* _Given problem_
Filter this material down to the lines that hold "ylabel", copying each one.

++++ Data in this exercise ++++

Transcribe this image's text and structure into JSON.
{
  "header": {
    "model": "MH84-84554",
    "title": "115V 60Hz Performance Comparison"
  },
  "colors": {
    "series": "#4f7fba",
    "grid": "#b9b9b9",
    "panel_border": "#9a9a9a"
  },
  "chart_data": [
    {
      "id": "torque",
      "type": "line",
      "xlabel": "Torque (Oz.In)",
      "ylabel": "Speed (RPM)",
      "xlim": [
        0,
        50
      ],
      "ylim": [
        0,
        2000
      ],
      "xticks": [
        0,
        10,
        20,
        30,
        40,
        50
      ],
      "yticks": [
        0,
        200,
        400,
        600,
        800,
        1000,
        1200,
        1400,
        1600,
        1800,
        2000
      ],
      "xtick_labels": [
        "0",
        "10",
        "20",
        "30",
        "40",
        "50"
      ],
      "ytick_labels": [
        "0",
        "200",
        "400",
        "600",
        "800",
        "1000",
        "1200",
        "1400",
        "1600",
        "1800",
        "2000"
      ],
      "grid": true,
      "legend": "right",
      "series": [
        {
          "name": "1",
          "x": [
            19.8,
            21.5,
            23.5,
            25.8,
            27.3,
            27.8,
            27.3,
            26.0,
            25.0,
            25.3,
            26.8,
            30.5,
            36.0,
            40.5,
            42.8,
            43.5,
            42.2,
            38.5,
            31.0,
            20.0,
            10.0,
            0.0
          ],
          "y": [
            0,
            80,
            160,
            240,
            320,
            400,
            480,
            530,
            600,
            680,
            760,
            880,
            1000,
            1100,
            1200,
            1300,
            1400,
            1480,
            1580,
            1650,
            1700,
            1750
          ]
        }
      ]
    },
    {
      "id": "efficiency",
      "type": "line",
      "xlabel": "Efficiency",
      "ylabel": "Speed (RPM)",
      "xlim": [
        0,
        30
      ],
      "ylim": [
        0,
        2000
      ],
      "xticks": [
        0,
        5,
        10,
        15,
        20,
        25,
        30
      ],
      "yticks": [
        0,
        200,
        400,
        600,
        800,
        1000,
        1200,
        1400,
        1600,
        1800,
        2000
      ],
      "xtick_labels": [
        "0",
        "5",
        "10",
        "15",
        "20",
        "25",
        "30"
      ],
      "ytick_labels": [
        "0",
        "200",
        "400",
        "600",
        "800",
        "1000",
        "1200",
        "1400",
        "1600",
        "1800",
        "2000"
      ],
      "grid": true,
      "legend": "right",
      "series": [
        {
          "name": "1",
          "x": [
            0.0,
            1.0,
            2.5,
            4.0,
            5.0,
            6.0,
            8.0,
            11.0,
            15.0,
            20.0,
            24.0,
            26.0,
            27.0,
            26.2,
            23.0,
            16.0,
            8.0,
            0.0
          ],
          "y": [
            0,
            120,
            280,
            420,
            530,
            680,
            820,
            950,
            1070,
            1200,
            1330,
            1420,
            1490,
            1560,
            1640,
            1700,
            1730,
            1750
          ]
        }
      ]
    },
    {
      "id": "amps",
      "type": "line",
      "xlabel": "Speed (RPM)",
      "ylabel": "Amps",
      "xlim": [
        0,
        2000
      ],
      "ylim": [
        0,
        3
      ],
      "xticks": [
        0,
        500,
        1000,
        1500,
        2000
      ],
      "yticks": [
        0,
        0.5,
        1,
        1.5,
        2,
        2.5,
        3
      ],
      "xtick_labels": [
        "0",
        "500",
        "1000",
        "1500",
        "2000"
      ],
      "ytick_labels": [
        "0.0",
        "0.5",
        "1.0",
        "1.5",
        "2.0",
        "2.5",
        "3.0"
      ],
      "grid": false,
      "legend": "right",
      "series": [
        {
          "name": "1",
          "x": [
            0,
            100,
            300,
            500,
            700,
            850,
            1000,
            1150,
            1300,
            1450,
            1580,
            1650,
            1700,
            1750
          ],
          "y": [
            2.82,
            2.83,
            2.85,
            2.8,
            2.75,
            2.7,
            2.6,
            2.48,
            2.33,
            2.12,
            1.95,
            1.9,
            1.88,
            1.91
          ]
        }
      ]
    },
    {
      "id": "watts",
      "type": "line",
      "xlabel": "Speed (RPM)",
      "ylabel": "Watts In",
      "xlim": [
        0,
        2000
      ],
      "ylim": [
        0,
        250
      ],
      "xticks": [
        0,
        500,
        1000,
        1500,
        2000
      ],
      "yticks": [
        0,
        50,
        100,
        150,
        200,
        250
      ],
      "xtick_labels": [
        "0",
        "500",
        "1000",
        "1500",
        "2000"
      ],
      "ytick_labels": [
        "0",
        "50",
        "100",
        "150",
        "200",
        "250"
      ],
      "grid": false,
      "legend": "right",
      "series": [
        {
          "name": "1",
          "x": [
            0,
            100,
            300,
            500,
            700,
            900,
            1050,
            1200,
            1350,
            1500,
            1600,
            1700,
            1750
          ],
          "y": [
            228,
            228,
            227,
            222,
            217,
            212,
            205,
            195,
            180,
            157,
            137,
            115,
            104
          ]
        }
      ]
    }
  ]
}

++++

* _Task answer_
      "ylabel": "Speed (RPM)",
      "ylabel": "Speed (RPM)",
      "ylabel": "Amps",
      "ylabel": "Watts In",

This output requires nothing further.